Challenge ▸ Check every line below for the word "year" and copy the ones that have it.
· · ·
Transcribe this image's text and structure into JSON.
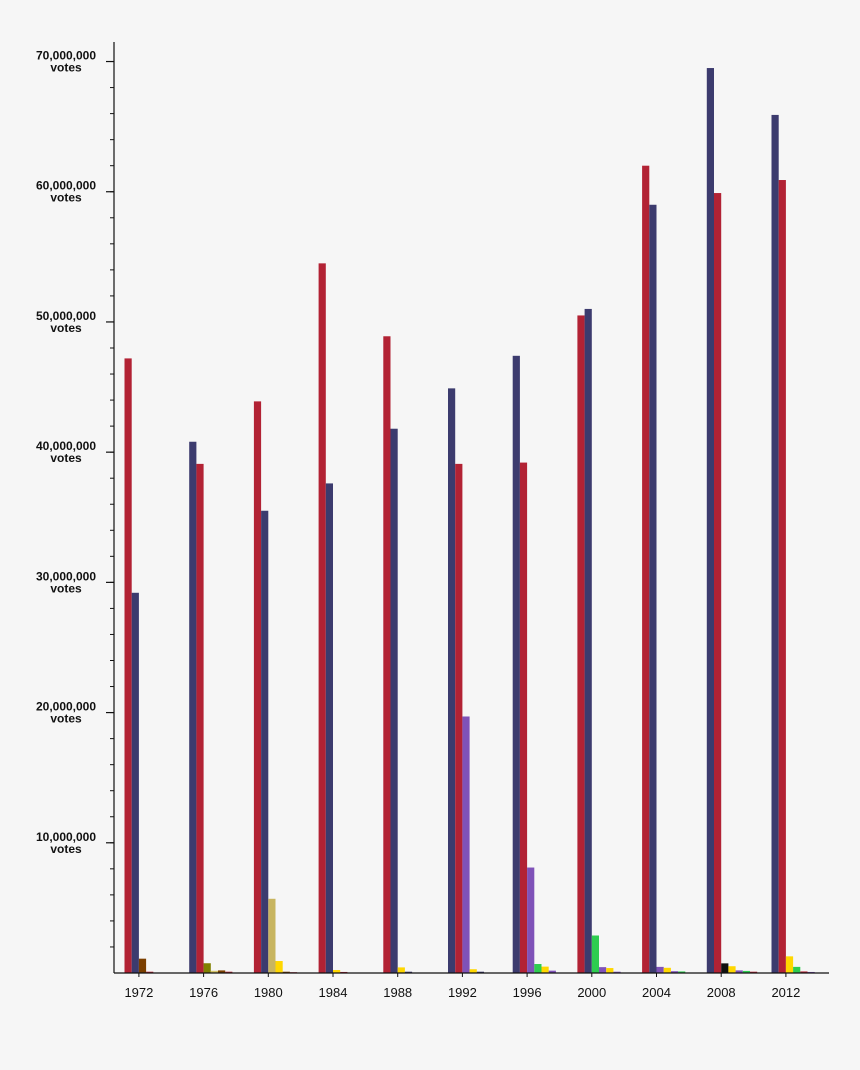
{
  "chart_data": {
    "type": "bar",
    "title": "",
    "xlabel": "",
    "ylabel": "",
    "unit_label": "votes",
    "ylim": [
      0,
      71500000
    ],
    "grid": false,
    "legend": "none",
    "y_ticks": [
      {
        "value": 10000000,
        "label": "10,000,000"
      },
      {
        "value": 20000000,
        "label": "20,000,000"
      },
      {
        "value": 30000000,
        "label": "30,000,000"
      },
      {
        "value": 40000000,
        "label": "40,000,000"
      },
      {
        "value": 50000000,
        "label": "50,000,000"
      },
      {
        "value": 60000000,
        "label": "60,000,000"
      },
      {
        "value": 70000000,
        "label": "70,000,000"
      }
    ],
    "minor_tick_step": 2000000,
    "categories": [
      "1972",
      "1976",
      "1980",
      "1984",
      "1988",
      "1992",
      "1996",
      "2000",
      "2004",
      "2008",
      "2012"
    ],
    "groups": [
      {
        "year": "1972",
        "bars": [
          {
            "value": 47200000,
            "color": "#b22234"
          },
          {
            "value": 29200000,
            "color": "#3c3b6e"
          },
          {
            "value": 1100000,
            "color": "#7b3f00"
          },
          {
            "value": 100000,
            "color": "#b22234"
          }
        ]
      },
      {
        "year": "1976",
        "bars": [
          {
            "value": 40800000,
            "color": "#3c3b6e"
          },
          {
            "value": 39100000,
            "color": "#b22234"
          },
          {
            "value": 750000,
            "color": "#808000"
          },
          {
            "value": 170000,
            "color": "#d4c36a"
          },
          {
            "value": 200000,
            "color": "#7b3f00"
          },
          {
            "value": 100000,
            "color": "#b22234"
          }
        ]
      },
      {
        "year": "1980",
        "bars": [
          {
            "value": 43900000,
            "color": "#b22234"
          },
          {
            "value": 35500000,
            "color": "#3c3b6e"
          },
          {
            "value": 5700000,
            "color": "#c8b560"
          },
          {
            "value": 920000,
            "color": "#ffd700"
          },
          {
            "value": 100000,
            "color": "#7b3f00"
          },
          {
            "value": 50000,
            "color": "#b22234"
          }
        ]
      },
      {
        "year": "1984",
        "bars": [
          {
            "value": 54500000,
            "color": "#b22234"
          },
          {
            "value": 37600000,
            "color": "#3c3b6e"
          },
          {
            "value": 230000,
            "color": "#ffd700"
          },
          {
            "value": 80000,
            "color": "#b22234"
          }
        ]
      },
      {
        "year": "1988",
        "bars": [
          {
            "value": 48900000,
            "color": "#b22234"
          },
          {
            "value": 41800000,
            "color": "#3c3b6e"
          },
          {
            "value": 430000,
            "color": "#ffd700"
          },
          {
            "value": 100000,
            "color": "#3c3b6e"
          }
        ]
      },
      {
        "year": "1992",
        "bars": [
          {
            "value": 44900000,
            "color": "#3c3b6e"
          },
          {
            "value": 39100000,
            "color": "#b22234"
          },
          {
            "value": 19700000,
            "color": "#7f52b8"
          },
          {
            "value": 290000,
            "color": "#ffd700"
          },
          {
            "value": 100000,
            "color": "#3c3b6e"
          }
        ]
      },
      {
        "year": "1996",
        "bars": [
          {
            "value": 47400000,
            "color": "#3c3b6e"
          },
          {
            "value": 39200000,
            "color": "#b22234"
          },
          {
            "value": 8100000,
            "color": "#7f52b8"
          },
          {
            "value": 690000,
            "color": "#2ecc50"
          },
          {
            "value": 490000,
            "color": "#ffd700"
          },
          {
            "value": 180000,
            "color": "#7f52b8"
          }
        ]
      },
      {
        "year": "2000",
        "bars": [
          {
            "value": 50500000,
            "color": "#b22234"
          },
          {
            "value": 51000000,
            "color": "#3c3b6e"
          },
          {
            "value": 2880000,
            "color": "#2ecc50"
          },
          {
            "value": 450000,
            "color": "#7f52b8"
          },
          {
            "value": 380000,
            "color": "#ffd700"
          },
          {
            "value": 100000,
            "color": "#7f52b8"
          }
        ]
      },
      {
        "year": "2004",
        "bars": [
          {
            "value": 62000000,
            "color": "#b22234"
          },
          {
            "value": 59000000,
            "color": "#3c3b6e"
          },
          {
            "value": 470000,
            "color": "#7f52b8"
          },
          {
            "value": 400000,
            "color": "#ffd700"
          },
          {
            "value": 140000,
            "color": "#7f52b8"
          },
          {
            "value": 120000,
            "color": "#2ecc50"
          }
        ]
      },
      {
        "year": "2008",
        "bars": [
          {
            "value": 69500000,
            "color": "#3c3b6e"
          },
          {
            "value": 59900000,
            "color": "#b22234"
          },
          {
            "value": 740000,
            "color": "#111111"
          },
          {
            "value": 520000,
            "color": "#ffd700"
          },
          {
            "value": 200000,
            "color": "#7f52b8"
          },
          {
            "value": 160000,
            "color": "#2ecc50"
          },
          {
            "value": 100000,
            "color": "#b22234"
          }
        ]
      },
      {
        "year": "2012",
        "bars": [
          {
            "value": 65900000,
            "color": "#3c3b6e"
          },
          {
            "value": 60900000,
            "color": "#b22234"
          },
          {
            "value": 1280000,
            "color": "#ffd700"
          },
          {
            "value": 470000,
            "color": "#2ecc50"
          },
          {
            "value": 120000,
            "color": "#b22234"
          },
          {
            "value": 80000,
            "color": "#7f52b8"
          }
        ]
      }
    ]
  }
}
· · ·
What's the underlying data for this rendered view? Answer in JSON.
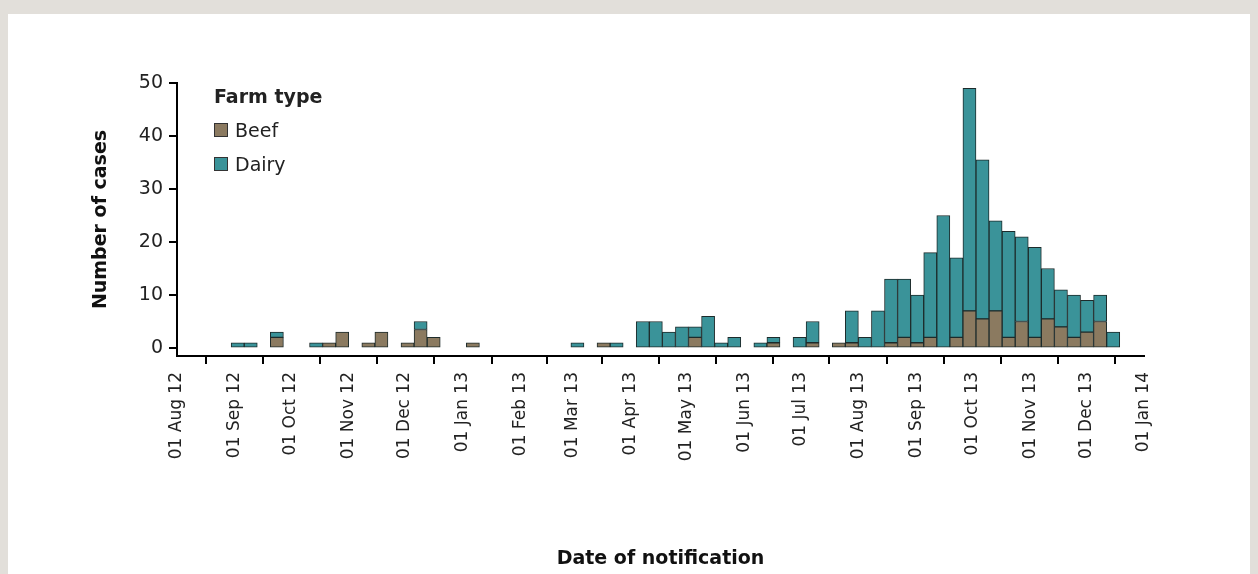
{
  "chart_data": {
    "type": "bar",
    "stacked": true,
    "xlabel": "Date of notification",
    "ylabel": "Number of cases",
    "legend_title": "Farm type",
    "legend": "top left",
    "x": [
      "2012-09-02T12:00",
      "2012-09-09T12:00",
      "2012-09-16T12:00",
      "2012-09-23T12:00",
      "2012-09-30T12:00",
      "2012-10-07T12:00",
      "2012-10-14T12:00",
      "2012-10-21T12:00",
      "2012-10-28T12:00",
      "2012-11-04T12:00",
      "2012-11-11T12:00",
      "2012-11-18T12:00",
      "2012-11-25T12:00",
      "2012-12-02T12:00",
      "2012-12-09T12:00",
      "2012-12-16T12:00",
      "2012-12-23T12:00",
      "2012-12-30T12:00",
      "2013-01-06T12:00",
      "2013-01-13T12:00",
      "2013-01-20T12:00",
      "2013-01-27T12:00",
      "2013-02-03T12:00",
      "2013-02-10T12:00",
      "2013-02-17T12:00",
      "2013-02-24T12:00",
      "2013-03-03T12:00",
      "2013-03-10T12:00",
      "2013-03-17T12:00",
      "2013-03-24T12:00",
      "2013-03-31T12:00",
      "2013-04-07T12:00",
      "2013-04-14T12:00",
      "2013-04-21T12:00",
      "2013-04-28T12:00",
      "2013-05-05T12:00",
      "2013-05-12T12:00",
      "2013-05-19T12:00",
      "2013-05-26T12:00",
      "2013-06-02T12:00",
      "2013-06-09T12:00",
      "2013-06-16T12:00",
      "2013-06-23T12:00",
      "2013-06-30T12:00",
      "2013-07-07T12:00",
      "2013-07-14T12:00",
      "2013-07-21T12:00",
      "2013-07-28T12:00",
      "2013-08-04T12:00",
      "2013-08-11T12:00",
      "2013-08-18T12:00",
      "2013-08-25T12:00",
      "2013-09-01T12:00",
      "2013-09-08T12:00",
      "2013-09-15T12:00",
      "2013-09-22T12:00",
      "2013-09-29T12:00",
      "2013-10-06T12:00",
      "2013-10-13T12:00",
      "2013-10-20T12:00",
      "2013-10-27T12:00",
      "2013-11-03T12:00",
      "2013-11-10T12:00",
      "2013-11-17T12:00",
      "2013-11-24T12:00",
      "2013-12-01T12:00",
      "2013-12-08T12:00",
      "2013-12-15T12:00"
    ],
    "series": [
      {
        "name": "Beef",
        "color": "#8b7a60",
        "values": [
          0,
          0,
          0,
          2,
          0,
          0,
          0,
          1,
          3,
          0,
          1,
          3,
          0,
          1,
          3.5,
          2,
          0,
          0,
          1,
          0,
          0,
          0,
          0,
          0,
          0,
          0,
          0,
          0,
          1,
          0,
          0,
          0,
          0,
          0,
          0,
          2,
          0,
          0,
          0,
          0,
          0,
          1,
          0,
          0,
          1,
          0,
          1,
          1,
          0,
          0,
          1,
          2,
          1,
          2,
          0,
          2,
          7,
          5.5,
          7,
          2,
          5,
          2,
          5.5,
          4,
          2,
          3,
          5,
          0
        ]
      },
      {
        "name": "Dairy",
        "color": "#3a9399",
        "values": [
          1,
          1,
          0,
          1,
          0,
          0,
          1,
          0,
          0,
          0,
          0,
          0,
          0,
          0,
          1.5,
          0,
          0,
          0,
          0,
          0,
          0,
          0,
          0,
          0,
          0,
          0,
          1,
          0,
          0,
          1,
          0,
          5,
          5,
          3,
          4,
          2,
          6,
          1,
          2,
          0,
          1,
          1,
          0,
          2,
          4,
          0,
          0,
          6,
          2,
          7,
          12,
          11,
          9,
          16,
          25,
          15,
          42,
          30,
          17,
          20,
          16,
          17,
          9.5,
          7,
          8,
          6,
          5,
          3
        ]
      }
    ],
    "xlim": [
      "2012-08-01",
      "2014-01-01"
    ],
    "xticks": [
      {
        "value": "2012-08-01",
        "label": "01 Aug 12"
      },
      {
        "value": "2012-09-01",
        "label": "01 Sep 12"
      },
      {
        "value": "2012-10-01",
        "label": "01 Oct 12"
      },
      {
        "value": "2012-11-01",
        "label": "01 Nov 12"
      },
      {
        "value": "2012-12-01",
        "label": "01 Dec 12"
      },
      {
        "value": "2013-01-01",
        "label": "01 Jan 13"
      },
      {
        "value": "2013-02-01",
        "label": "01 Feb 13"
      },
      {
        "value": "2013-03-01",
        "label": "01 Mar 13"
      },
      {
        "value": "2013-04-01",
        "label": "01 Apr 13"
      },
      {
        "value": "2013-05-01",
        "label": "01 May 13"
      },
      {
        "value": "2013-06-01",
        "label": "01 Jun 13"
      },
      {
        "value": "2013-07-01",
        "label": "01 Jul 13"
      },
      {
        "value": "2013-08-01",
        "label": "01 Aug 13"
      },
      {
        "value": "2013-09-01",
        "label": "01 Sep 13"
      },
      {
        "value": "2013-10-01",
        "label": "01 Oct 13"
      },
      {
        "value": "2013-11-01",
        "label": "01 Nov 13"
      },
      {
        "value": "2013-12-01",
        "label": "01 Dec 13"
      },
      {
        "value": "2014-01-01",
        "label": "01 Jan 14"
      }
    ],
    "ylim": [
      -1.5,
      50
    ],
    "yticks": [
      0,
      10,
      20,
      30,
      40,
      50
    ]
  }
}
· · ·
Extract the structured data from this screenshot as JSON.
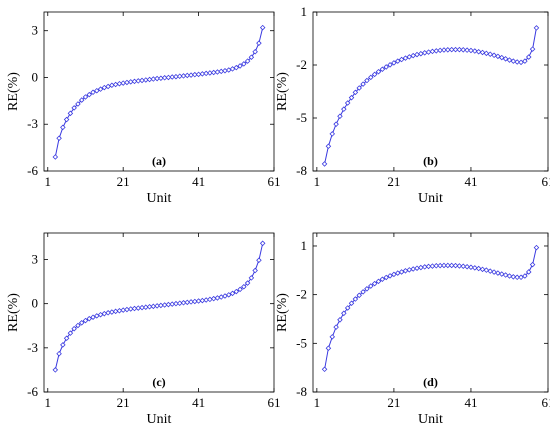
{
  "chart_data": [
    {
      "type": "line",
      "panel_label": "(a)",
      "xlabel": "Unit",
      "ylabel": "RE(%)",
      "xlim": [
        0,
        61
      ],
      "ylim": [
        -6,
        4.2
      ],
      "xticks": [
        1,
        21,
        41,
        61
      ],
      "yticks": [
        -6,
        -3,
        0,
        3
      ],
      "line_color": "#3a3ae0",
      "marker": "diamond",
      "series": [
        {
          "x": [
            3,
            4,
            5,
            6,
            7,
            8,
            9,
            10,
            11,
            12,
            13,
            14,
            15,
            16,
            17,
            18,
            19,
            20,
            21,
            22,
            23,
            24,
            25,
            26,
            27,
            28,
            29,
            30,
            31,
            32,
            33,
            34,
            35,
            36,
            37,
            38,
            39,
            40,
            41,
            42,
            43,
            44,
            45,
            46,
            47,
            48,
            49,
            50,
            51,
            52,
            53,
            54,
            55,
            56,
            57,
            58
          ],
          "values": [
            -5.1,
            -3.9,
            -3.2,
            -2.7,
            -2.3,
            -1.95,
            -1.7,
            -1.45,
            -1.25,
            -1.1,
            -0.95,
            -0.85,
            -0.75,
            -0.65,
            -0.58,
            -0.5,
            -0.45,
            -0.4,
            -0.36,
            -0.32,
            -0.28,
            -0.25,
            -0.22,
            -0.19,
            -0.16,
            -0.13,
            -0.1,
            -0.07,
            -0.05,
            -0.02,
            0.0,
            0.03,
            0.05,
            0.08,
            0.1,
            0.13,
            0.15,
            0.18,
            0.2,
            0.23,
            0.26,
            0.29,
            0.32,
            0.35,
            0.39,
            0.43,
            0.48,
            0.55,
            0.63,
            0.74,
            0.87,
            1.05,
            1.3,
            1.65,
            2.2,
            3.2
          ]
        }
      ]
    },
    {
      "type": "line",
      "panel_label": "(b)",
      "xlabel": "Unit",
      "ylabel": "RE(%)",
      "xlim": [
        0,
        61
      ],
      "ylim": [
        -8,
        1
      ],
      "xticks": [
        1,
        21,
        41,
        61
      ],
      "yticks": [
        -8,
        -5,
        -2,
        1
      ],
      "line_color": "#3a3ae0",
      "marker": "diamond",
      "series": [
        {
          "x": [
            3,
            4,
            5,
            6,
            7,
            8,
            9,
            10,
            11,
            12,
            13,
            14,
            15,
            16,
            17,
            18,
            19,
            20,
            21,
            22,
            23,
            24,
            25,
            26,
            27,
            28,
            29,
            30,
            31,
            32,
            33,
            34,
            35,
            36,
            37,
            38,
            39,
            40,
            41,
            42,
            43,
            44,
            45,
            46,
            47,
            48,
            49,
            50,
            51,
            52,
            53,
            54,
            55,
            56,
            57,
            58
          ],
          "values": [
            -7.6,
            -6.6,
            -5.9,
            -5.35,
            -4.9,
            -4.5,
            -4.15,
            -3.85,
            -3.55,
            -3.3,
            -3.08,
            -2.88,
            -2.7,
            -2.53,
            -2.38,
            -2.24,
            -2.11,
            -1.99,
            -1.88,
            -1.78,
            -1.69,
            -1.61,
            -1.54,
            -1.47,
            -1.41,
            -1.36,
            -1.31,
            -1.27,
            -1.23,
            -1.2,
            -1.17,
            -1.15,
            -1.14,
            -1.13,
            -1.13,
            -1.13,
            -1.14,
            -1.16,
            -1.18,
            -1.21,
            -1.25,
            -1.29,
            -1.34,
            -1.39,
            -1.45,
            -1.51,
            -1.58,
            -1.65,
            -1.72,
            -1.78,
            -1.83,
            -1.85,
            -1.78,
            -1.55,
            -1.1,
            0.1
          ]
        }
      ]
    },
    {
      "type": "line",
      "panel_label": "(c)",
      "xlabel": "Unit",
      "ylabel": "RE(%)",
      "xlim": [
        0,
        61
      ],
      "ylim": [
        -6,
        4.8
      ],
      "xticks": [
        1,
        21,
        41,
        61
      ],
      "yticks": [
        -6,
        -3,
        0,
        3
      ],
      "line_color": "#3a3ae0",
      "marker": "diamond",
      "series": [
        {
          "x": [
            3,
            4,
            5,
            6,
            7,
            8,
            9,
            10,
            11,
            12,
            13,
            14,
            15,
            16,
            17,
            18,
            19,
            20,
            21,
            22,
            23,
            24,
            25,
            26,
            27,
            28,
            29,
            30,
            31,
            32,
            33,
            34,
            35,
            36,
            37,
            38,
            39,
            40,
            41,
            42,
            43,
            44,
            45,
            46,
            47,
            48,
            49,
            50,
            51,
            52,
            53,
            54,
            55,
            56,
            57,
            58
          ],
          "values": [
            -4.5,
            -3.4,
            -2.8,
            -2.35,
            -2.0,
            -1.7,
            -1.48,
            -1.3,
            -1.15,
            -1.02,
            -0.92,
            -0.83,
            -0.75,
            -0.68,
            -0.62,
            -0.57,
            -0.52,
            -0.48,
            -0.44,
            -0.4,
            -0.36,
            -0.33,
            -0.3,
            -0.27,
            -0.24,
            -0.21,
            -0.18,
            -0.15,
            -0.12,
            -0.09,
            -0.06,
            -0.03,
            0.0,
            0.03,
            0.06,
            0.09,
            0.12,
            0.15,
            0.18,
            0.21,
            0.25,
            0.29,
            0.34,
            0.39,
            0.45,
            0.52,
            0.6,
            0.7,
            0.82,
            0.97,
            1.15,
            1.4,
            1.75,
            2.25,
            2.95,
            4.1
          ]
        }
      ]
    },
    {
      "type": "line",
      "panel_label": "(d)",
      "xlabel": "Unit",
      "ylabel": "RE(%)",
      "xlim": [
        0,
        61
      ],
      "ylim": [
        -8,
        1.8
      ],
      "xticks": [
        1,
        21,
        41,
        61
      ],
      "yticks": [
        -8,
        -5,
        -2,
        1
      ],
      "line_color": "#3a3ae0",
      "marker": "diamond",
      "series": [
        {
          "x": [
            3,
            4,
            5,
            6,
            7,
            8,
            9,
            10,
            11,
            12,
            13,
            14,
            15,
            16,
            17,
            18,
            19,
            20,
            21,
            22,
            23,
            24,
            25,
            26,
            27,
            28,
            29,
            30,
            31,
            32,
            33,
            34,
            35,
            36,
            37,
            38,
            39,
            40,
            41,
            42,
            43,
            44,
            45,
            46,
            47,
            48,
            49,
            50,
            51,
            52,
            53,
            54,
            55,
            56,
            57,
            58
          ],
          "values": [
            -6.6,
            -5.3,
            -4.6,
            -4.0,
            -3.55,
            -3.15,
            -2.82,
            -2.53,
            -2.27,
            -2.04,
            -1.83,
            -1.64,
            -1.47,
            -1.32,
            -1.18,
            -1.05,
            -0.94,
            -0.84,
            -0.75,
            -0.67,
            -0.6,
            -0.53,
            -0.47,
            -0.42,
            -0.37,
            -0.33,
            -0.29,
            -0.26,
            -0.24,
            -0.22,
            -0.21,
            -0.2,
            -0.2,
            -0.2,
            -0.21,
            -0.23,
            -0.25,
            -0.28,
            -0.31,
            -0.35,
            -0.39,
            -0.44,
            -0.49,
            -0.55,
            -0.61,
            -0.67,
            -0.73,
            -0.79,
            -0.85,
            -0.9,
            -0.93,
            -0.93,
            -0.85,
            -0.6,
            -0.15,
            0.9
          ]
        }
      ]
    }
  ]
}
· · ·
The completed task ▸
        "year": "1972",
        "year": "1976",
        "year": "1980",
        "year": "1984",
        "year": "1988",
        "year": "1992",
        "year": "1996",
        "year": "2000",
        "year": "2004",
        "year": "2008",
        "year": "2012",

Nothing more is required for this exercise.